§ **The exercise**:
Copy the listing below verbatim, everything from its first line down to the line containing "wishlist-heart-icon[interactable] <box>626 1126", with both ends included.

§ **Data shown**:
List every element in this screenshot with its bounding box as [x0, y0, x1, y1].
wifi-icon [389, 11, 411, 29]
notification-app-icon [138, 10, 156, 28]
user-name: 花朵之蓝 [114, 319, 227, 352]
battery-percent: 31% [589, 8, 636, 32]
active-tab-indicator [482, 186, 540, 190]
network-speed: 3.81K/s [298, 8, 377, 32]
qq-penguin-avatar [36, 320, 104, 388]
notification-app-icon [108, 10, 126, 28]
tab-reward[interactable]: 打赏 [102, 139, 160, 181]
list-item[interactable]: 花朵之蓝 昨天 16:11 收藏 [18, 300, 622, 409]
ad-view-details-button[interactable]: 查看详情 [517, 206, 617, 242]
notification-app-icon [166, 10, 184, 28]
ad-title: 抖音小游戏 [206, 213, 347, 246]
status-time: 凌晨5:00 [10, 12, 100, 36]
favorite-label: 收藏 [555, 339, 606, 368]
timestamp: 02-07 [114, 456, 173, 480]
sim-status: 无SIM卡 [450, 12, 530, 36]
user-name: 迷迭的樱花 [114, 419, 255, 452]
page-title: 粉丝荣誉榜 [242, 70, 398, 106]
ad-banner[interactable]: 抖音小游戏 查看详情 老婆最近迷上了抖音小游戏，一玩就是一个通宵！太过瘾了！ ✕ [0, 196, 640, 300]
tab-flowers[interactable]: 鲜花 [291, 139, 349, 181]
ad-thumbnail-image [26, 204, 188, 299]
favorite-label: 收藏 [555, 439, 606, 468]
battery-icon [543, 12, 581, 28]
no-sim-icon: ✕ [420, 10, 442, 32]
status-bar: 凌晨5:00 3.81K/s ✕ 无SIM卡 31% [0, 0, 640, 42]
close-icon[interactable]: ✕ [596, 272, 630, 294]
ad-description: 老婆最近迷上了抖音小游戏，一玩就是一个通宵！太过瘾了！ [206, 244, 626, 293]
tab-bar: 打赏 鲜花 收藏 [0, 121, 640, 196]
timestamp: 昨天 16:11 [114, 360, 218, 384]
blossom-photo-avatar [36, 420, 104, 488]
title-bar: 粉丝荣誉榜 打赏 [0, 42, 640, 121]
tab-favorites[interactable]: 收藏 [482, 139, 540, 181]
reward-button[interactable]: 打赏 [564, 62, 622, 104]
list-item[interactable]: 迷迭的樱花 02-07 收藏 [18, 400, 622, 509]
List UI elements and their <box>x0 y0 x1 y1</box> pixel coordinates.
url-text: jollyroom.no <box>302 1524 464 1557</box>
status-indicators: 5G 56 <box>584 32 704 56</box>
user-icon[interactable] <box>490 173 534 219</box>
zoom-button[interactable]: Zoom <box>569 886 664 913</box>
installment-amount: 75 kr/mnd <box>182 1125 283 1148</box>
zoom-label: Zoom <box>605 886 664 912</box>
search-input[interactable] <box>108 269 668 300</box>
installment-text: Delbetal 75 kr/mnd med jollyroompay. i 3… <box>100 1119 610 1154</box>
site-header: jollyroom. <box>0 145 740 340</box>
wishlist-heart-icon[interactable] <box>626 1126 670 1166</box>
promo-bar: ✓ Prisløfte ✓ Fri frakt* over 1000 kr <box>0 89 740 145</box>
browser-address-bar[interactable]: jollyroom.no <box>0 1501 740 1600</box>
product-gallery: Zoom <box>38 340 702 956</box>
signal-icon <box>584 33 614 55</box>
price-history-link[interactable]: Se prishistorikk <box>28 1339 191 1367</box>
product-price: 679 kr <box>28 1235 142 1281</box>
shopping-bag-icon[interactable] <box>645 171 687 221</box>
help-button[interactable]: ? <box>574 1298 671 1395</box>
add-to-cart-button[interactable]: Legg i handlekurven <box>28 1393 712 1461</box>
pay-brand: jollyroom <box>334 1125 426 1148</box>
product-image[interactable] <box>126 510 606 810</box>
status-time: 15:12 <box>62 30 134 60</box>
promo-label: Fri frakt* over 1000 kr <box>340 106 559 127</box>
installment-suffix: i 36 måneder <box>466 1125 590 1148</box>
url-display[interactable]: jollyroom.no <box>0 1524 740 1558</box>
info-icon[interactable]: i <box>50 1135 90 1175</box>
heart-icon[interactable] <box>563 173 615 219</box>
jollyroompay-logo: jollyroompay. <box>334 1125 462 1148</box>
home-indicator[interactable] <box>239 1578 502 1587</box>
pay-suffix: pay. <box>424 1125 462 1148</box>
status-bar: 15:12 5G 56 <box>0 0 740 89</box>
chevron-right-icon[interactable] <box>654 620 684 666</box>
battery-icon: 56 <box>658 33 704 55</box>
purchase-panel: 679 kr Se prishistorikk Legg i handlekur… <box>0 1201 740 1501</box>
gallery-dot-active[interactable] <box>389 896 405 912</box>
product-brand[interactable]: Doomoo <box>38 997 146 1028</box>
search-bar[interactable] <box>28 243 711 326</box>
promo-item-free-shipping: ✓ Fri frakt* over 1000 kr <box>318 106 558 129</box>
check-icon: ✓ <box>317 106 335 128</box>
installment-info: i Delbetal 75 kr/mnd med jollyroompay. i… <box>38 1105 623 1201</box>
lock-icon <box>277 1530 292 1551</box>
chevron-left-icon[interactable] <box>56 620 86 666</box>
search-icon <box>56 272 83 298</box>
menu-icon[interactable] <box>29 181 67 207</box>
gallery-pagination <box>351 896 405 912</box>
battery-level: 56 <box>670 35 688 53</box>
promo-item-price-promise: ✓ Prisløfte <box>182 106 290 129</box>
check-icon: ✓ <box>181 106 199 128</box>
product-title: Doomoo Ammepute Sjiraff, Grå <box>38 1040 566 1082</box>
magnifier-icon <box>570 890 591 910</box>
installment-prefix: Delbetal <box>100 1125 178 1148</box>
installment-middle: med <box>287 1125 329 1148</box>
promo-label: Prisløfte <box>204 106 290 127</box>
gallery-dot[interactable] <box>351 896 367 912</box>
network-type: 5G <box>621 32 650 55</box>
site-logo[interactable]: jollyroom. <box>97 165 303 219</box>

§ **Answer to this task**:
List every element in this screenshot with its bounding box as [x0, y0, x1, y1].
wifi-icon [389, 11, 411, 29]
notification-app-icon [138, 10, 156, 28]
user-name: 花朵之蓝 [114, 319, 227, 352]
battery-percent: 31% [589, 8, 636, 32]
active-tab-indicator [482, 186, 540, 190]
network-speed: 3.81K/s [298, 8, 377, 32]
qq-penguin-avatar [36, 320, 104, 388]
notification-app-icon [108, 10, 126, 28]
tab-reward[interactable]: 打赏 [102, 139, 160, 181]
list-item[interactable]: 花朵之蓝 昨天 16:11 收藏 [18, 300, 622, 409]
ad-view-details-button[interactable]: 查看详情 [517, 206, 617, 242]
notification-app-icon [166, 10, 184, 28]
ad-title: 抖音小游戏 [206, 213, 347, 246]
status-time: 凌晨5:00 [10, 12, 100, 36]
favorite-label: 收藏 [555, 339, 606, 368]
timestamp: 02-07 [114, 456, 173, 480]
sim-status: 无SIM卡 [450, 12, 530, 36]
user-name: 迷迭的樱花 [114, 419, 255, 452]
page-title: 粉丝荣誉榜 [242, 70, 398, 106]
ad-banner[interactable]: 抖音小游戏 查看详情 老婆最近迷上了抖音小游戏，一玩就是一个通宵！太过瘾了！ ✕ [0, 196, 640, 300]
tab-flowers[interactable]: 鲜花 [291, 139, 349, 181]
ad-thumbnail-image [26, 204, 188, 299]
favorite-label: 收藏 [555, 439, 606, 468]
battery-icon [543, 12, 581, 28]
no-sim-icon: ✕ [420, 10, 442, 32]
status-bar: 凌晨5:00 3.81K/s ✕ 无SIM卡 31% [0, 0, 640, 42]
close-icon[interactable]: ✕ [596, 272, 630, 294]
ad-description: 老婆最近迷上了抖音小游戏，一玩就是一个通宵！太过瘾了！ [206, 244, 626, 293]
tab-bar: 打赏 鲜花 收藏 [0, 121, 640, 196]
timestamp: 昨天 16:11 [114, 360, 218, 384]
blossom-photo-avatar [36, 420, 104, 488]
title-bar: 粉丝荣誉榜 打赏 [0, 42, 640, 121]
tab-favorites[interactable]: 收藏 [482, 139, 540, 181]
reward-button[interactable]: 打赏 [564, 62, 622, 104]
list-item[interactable]: 迷迭的樱花 02-07 收藏 [18, 400, 622, 509]
List UI elements and their <box>x0 y0 x1 y1</box> pixel coordinates.
url-text: jollyroom.no <box>302 1524 464 1557</box>
status-indicators: 5G 56 <box>584 32 704 56</box>
user-icon[interactable] <box>490 173 534 219</box>
zoom-button[interactable]: Zoom <box>569 886 664 913</box>
installment-amount: 75 kr/mnd <box>182 1125 283 1148</box>
zoom-label: Zoom <box>605 886 664 912</box>
search-input[interactable] <box>108 269 668 300</box>
installment-text: Delbetal 75 kr/mnd med jollyroompay. i 3… <box>100 1119 610 1154</box>
site-header: jollyroom. <box>0 145 740 340</box>
wishlist-heart-icon[interactable] <box>626 1126 670 1166</box>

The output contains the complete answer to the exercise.